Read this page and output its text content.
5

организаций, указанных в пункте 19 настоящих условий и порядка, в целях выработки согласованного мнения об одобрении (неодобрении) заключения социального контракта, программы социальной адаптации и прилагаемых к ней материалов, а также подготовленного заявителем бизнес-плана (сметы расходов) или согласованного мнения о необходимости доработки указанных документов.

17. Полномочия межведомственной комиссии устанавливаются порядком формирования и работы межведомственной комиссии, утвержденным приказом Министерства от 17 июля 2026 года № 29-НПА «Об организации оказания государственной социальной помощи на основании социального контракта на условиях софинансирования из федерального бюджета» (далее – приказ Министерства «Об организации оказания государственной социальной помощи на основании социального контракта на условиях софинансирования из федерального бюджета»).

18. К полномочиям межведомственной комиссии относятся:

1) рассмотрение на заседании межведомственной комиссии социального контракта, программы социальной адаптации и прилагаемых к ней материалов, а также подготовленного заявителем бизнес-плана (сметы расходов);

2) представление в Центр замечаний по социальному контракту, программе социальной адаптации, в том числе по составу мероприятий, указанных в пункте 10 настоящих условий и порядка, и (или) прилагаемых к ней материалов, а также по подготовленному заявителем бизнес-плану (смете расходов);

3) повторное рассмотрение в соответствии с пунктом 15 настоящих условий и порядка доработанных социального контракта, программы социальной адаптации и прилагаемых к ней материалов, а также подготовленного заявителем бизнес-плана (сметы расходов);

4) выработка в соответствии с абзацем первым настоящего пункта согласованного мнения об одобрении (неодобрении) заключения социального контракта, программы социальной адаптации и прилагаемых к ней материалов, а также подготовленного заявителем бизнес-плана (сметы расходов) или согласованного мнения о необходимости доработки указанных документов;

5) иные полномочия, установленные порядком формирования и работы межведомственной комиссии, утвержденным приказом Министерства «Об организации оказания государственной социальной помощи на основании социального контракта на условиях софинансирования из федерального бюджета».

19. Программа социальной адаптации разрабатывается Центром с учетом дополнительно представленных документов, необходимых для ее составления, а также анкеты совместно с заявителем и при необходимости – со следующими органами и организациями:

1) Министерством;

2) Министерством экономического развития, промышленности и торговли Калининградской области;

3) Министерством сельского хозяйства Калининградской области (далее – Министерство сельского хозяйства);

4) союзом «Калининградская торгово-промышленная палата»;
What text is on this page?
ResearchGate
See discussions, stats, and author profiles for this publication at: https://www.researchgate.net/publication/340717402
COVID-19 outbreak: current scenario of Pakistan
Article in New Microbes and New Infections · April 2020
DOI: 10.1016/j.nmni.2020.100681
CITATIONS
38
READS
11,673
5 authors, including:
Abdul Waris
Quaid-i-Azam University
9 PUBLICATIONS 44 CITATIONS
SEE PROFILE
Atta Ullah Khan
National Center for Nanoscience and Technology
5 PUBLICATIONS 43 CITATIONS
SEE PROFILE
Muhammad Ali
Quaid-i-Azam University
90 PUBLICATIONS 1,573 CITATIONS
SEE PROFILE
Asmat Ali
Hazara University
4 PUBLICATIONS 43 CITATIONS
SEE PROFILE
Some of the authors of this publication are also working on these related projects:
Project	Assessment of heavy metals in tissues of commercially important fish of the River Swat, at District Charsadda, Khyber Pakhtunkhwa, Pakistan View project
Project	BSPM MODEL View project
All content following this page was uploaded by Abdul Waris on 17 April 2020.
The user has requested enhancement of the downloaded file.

### TASK PROMPT
Reproduce only the lines running from the one with "What text is on this page?" through the final line of the listing above, both ends included.

### ANSWER IN FULL
What text is on this page?
ResearchGate
See discussions, stats, and author profiles for this publication at: https://www.researchgate.net/publication/340717402
COVID-19 outbreak: current scenario of Pakistan
Article in New Microbes and New Infections · April 2020
DOI: 10.1016/j.nmni.2020.100681
CITATIONS
38
READS
11,673
5 authors, including:
Abdul Waris
Quaid-i-Azam University
9 PUBLICATIONS 44 CITATIONS
SEE PROFILE
Atta Ullah Khan
National Center for Nanoscience and Technology
5 PUBLICATIONS 43 CITATIONS
SEE PROFILE
Muhammad Ali
Quaid-i-Azam University
90 PUBLICATIONS 1,573 CITATIONS
SEE PROFILE
Asmat Ali
Hazara University
4 PUBLICATIONS 43 CITATIONS
SEE PROFILE
Some of the authors of this publication are also working on these related projects:
Project	Assessment of heavy metals in tissues of commercially important fish of the River Swat, at District Charsadda, Khyber Pakhtunkhwa, Pakistan View project
Project	BSPM MODEL View project
All content following this page was uploaded by Abdul Waris on 17 April 2020.
The user has requested enhancement of the downloaded file.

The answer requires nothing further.